From the entries below, copy every line where the string "或总监代表" appears.

[Start of DATASET EXTRACT]

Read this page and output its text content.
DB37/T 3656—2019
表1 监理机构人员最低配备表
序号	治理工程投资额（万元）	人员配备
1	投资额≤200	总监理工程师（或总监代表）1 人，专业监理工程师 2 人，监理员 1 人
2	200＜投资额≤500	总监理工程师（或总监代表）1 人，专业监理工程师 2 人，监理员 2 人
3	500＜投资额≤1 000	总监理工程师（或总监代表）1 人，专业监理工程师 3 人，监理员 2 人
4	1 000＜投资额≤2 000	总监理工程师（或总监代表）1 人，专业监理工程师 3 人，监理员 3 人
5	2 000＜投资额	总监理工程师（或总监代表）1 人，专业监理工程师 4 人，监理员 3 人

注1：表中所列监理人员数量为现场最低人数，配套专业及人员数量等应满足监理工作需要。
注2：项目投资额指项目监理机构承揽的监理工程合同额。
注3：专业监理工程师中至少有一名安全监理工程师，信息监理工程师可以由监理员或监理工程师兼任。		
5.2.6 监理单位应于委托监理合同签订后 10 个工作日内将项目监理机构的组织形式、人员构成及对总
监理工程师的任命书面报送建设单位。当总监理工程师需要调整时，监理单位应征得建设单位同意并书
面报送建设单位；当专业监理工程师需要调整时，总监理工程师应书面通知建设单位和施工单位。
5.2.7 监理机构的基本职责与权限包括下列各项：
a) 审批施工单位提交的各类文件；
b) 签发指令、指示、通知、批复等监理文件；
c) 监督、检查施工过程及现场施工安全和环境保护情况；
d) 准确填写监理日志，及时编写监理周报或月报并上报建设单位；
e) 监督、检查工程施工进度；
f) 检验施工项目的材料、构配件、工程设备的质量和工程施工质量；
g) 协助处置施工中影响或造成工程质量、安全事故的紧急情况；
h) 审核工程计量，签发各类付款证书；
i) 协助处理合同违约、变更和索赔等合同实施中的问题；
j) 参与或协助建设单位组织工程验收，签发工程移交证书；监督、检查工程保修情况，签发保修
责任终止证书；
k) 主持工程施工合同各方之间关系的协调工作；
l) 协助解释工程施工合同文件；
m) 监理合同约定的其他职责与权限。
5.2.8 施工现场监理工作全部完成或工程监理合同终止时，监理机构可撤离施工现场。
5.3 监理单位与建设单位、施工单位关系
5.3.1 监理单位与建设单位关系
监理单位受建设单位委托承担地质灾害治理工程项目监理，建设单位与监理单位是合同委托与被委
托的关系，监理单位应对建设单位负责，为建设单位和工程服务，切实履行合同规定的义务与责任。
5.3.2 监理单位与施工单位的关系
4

[End of DATASET EXTRACT]

WORKED ANSWER.
1	投资额≤200	总监理工程师（或总监代表）1 人，专业监理工程师 2 人，监理员 1 人
2	200＜投资额≤500	总监理工程师（或总监代表）1 人，专业监理工程师 2 人，监理员 2 人
3	500＜投资额≤1 000	总监理工程师（或总监代表）1 人，专业监理工程师 3 人，监理员 2 人
4	1 000＜投资额≤2 000	总监理工程师（或总监代表）1 人，专业监理工程师 3 人，监理员 3 人
5	2 000＜投资额	总监理工程师（或总监代表）1 人，专业监理工程师 4 人，监理员 3 人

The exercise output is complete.